* Start SOURCE MATERIAL *
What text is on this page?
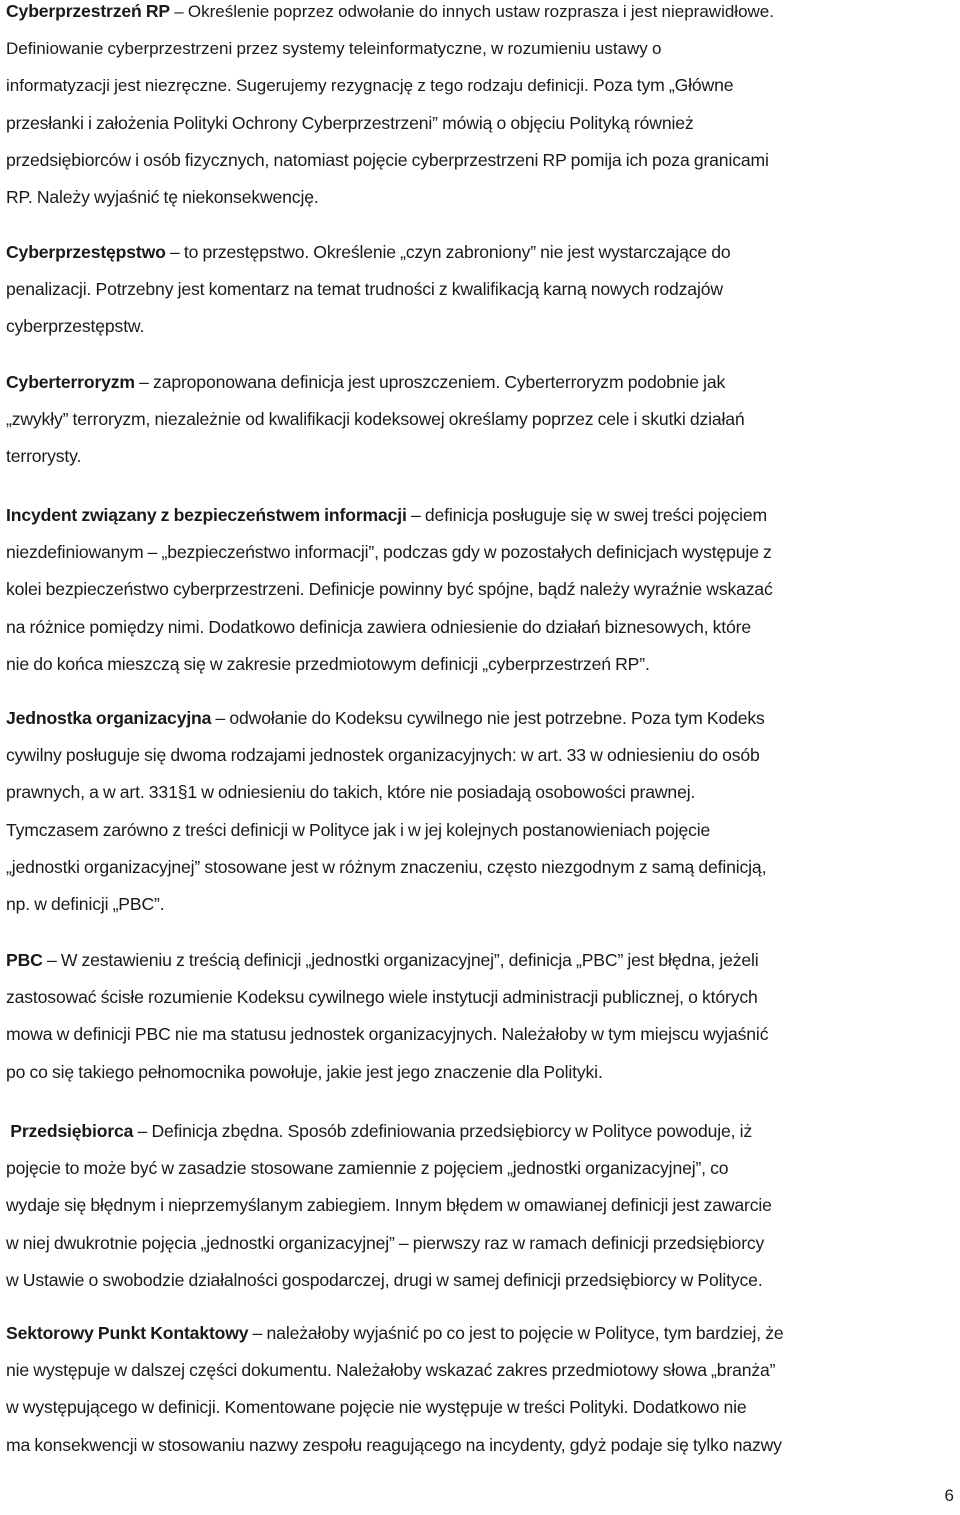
Cyberprzestrzeń RP – Określenie poprzez odwołanie do innych ustaw rozprasza i jest nieprawidłowe.
Definiowanie cyberprzestrzeni przez systemy teleinformatyczne, w rozumieniu ustawy o
informatyzacji jest niezręczne. Sugerujemy rezygnację z tego rodzaju definicji. Poza tym „Główne
przesłanki i założenia Polityki Ochrony Cyberprzestrzeni” mówią o objęciu Polityką również
przedsiębiorców i osób fizycznych, natomiast pojęcie cyberprzestrzeni RP pomija ich poza granicami
RP. Należy wyjaśnić tę niekonsekwencję.

Cyberprzestępstwo – to przestępstwo. Określenie „czyn zabroniony” nie jest wystarczające do
penalizacji. Potrzebny jest komentarz na temat trudności z kwalifikacją karną nowych rodzajów
cyberprzestępstw.

Cyberterroryzm – zaproponowana definicja jest uproszczeniem. Cyberterroryzm podobnie jak
„zwykły” terroryzm, niezależnie od kwalifikacji kodeksowej określamy poprzez cele i skutki działań
terrorysty.

Incydent związany z bezpieczeństwem informacji – definicja posługuje się w swej treści pojęciem
niezdefiniowanym – „bezpieczeństwo informacji”, podczas gdy w pozostałych definicjach występuje z
kolei bezpieczeństwo cyberprzestrzeni. Definicje powinny być spójne, bądź należy wyraźnie wskazać
na różnice pomiędzy nimi. Dodatkowo definicja zawiera odniesienie do działań biznesowych, które
nie do końca mieszczą się w zakresie przedmiotowym definicji „cyberprzestrzeń RP”.

Jednostka organizacyjna – odwołanie do Kodeksu cywilnego nie jest potrzebne. Poza tym Kodeks
cywilny posługuje się dwoma rodzajami jednostek organizacyjnych: w art. 33 w odniesieniu do osób
prawnych, a w art. 331§1 w odniesieniu do takich, które nie posiadają osobowości prawnej.
Tymczasem zarówno z treści definicji w Polityce jak i w jej kolejnych postanowieniach pojęcie
„jednostki organizacyjnej” stosowane jest w różnym znaczeniu, często niezgodnym z samą definicją,
np. w definicji „PBC”.

PBC – W zestawieniu z treścią definicji „jednostki organizacyjnej”, definicja „PBC” jest błędna, jeżeli
zastosować ścisłe rozumienie Kodeksu cywilnego wiele instytucji administracji publicznej, o których
mowa w definicji PBC nie ma statusu jednostek organizacyjnych. Należałoby w tym miejscu wyjaśnić
po co się takiego pełnomocnika powołuje, jakie jest jego znaczenie dla Polityki.

Przedsiębiorca – Definicja zbędna. Sposób zdefiniowania przedsiębiorcy w Polityce powoduje, iż
pojęcie to może być w zasadzie stosowane zamiennie z pojęciem „jednostki organizacyjnej”, co
wydaje się błędnym i nieprzemyślanym zabiegiem. Innym błędem w omawianej definicji jest zawarcie
w niej dwukrotnie pojęcia „jednostki organizacyjnej” – pierwszy raz w ramach definicji przedsiębiorcy
w Ustawie o swobodzie działalności gospodarczej, drugi w samej definicji przedsiębiorcy w Polityce.

Sektorowy Punkt Kontaktowy – należałoby wyjaśnić po co jest to pojęcie w Polityce, tym bardziej, że
nie występuje w dalszej części dokumentu. Należałoby wskazać zakres przedmiotowy słowa „branża”
w występującego w definicji. Komentowane pojęcie nie występuje w treści Polityki. Dodatkowo nie
ma konsekwencji w stosowaniu nazwy zespołu reagującego na incydenty, gdyż podaje się tylko nazwy

6
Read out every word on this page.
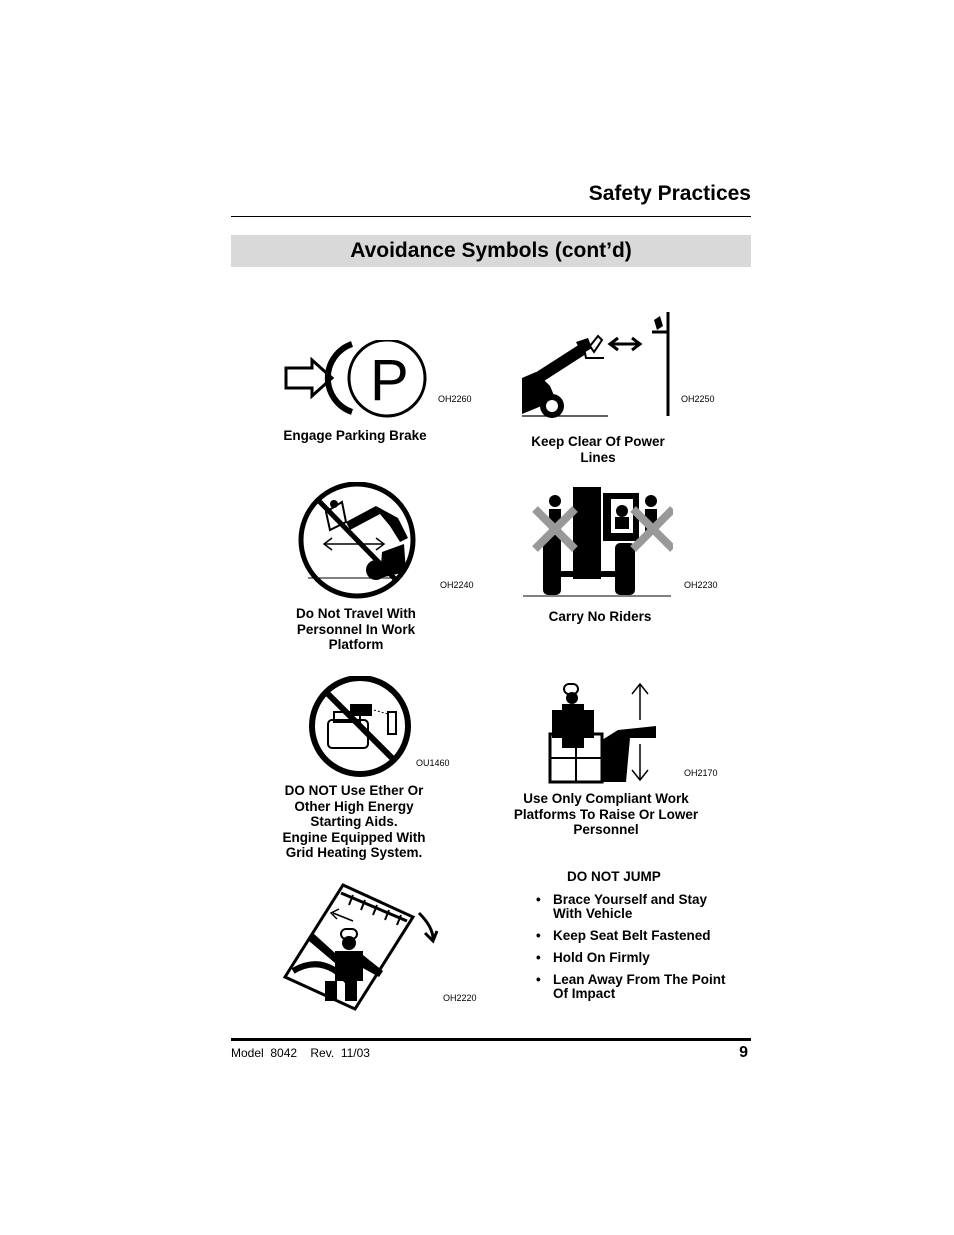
Safety Practices
Avoidance Symbols (cont’d)
P	OH2260
Engage Parking Brake
OH2250
Keep Clear Of Power
Lines
OH2240
Do Not Travel With
Personnel In Work
Platform
OH2230
Carry No Riders
OU1460
DO NOT Use Ether Or
Other High Energy
Starting Aids.
Engine Equipped With
Grid Heating System.
OH2170
Use Only Compliant Work
Platforms To Raise Or Lower
Personnel
OH2220
DO NOT JUMP
• Brace Yourself and Stay
With Vehicle
• Keep Seat Belt Fastened
• Hold On Firmly
• Lean Away From The Point
Of Impact
Model  8042    Rev.  11/03	9
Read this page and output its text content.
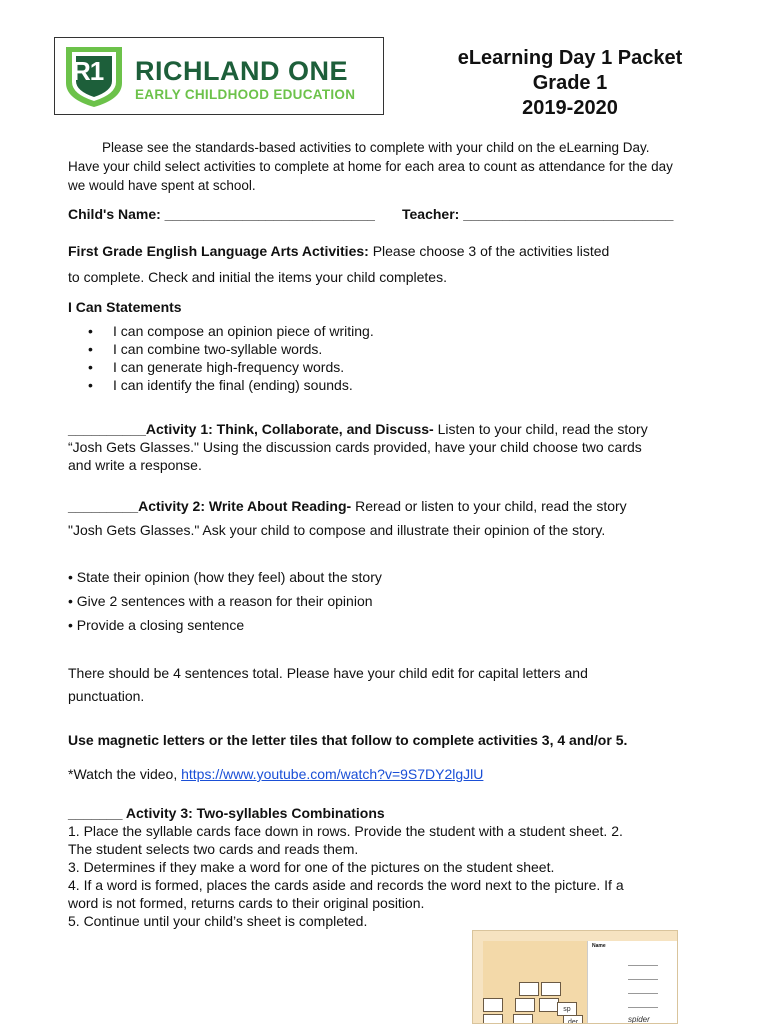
R1 RICHLAND ONE
EARLY CHILDHOOD EDUCATION
eLearning Day 1 Packet
Grade 1
2019-2020
Please see the standards-based activities to complete with your child on the eLearning Day.
Have your child select activities to complete at home for each area to count as attendance for the day
we would have spent at school.
Child's Name: ___________________________ Teacher: ___________________________
First Grade English Language Arts Activities: Please choose 3 of the activities listed
to complete. Check and initial the items your child completes.
I Can Statements
• I can compose an opinion piece of writing.
• I can combine two-syllable words.
• I can generate high-frequency words.
• I can identify the final (ending) sounds.
__________Activity 1: Think, Collaborate, and Discuss- Listen to your child, read the story
“Josh Gets Glasses." Using the discussion cards provided, have your child choose two cards
and write a response.
_________Activity 2: Write About Reading- Reread or listen to your child, read the story
"Josh Gets Glasses." Ask your child to compose and illustrate their opinion of the story.
• State their opinion (how they feel) about the story
• Give 2 sentences with a reason for their opinion
• Provide a closing sentence
There should be 4 sentences total. Please have your child edit for capital letters and
punctuation.
Use magnetic letters or the letter tiles that follow to complete activities 3, 4 and/or 5.
*Watch the video, https://www.youtube.com/watch?v=9S7DY2lgJlU
_______ Activity 3: Two-syllables Combinations
1. Place the syllable cards face down in rows. Provide the student with a student sheet. 2.
The student selects two cards and reads them.
3. Determines if they make a word for one of the pictures on the student sheet.
4. If a word is formed, places the cards aside and records the word next to the picture. If a
word is not formed, returns cards to their original position.
5. Continue until your child’s sheet is completed.
sp
der
Name
spider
* End SOURCE MATERIAL *
Without the pictures, output the full listing exactly as it stands.

What text is on this page?
Cyberprzestrzeń RP – Określenie poprzez odwołanie do innych ustaw rozprasza i jest nieprawidłowe.
Definiowanie cyberprzestrzeni przez systemy teleinformatyczne, w rozumieniu ustawy o
informatyzacji jest niezręczne. Sugerujemy rezygnację z tego rodzaju definicji. Poza tym „Główne
przesłanki i założenia Polityki Ochrony Cyberprzestrzeni” mówią o objęciu Polityką również
przedsiębiorców i osób fizycznych, natomiast pojęcie cyberprzestrzeni RP pomija ich poza granicami
RP. Należy wyjaśnić tę niekonsekwencję.

Cyberprzestępstwo – to przestępstwo. Określenie „czyn zabroniony” nie jest wystarczające do
penalizacji. Potrzebny jest komentarz na temat trudności z kwalifikacją karną nowych rodzajów
cyberprzestępstw.

Cyberterroryzm – zaproponowana definicja jest uproszczeniem. Cyberterroryzm podobnie jak
„zwykły” terroryzm, niezależnie od kwalifikacji kodeksowej określamy poprzez cele i skutki działań
terrorysty.

Incydent związany z bezpieczeństwem informacji – definicja posługuje się w swej treści pojęciem
niezdefiniowanym – „bezpieczeństwo informacji”, podczas gdy w pozostałych definicjach występuje z
kolei bezpieczeństwo cyberprzestrzeni. Definicje powinny być spójne, bądź należy wyraźnie wskazać
na różnice pomiędzy nimi. Dodatkowo definicja zawiera odniesienie do działań biznesowych, które
nie do końca mieszczą się w zakresie przedmiotowym definicji „cyberprzestrzeń RP”.

Jednostka organizacyjna – odwołanie do Kodeksu cywilnego nie jest potrzebne. Poza tym Kodeks
cywilny posługuje się dwoma rodzajami jednostek organizacyjnych: w art. 33 w odniesieniu do osób
prawnych, a w art. 331§1 w odniesieniu do takich, które nie posiadają osobowości prawnej.
Tymczasem zarówno z treści definicji w Polityce jak i w jej kolejnych postanowieniach pojęcie
„jednostki organizacyjnej” stosowane jest w różnym znaczeniu, często niezgodnym z samą definicją,
np. w definicji „PBC”.

PBC – W zestawieniu z treścią definicji „jednostki organizacyjnej”, definicja „PBC” jest błędna, jeżeli
zastosować ścisłe rozumienie Kodeksu cywilnego wiele instytucji administracji publicznej, o których
mowa w definicji PBC nie ma statusu jednostek organizacyjnych. Należałoby w tym miejscu wyjaśnić
po co się takiego pełnomocnika powołuje, jakie jest jego znaczenie dla Polityki.

Przedsiębiorca – Definicja zbędna. Sposób zdefiniowania przedsiębiorcy w Polityce powoduje, iż
pojęcie to może być w zasadzie stosowane zamiennie z pojęciem „jednostki organizacyjnej”, co
wydaje się błędnym i nieprzemyślanym zabiegiem. Innym błędem w omawianej definicji jest zawarcie
w niej dwukrotnie pojęcia „jednostki organizacyjnej” – pierwszy raz w ramach definicji przedsiębiorcy
w Ustawie o swobodzie działalności gospodarczej, drugi w samej definicji przedsiębiorcy w Polityce.

Sektorowy Punkt Kontaktowy – należałoby wyjaśnić po co jest to pojęcie w Polityce, tym bardziej, że
nie występuje w dalszej części dokumentu. Należałoby wskazać zakres przedmiotowy słowa „branża”
w występującego w definicji. Komentowane pojęcie nie występuje w treści Polityki. Dodatkowo nie
ma konsekwencji w stosowaniu nazwy zespołu reagującego na incydenty, gdyż podaje się tylko nazwy

6
Read out every word on this page.
Safety Practices
Avoidance Symbols (cont’d)
P	OH2260
Engage Parking Brake
OH2250
Keep Clear Of Power
Lines
OH2240
Do Not Travel With
Personnel In Work
Platform
OH2230
Carry No Riders
OU1460
DO NOT Use Ether Or
Other High Energy
Starting Aids.
Engine Equipped With
Grid Heating System.
OH2170
Use Only Compliant Work
Platforms To Raise Or Lower
Personnel
OH2220
DO NOT JUMP
• Brace Yourself and Stay
With Vehicle
• Keep Seat Belt Fastened
• Hold On Firmly
• Lean Away From The Point
Of Impact
Model  8042    Rev.  11/03	9
Read this page and output its text content.
R1 RICHLAND ONE
EARLY CHILDHOOD EDUCATION
eLearning Day 1 Packet
Grade 1
2019-2020
Please see the standards-based activities to complete with your child on the eLearning Day.
Have your child select activities to complete at home for each area to count as attendance for the day
we would have spent at school.
Child's Name: ___________________________ Teacher: ___________________________
First Grade English Language Arts Activities: Please choose 3 of the activities listed
to complete. Check and initial the items your child completes.
I Can Statements
• I can compose an opinion piece of writing.
• I can combine two-syllable words.
• I can generate high-frequency words.
• I can identify the final (ending) sounds.
__________Activity 1: Think, Collaborate, and Discuss- Listen to your child, read the story
“Josh Gets Glasses." Using the discussion cards provided, have your child choose two cards
and write a response.
_________Activity 2: Write About Reading- Reread or listen to your child, read the story
"Josh Gets Glasses." Ask your child to compose and illustrate their opinion of the story.
• State their opinion (how they feel) about the story
• Give 2 sentences with a reason for their opinion
• Provide a closing sentence
There should be 4 sentences total. Please have your child edit for capital letters and
punctuation.
Use magnetic letters or the letter tiles that follow to complete activities 3, 4 and/or 5.
*Watch the video, https://www.youtube.com/watch?v=9S7DY2lgJlU
_______ Activity 3: Two-syllables Combinations
1. Place the syllable cards face down in rows. Provide the student with a student sheet. 2.
The student selects two cards and reads them.
3. Determines if they make a word for one of the pictures on the student sheet.
4. If a word is formed, places the cards aside and records the word next to the picture. If a
word is not formed, returns cards to their original position.
5. Continue until your child’s sheet is completed.
sp
der
Name
spider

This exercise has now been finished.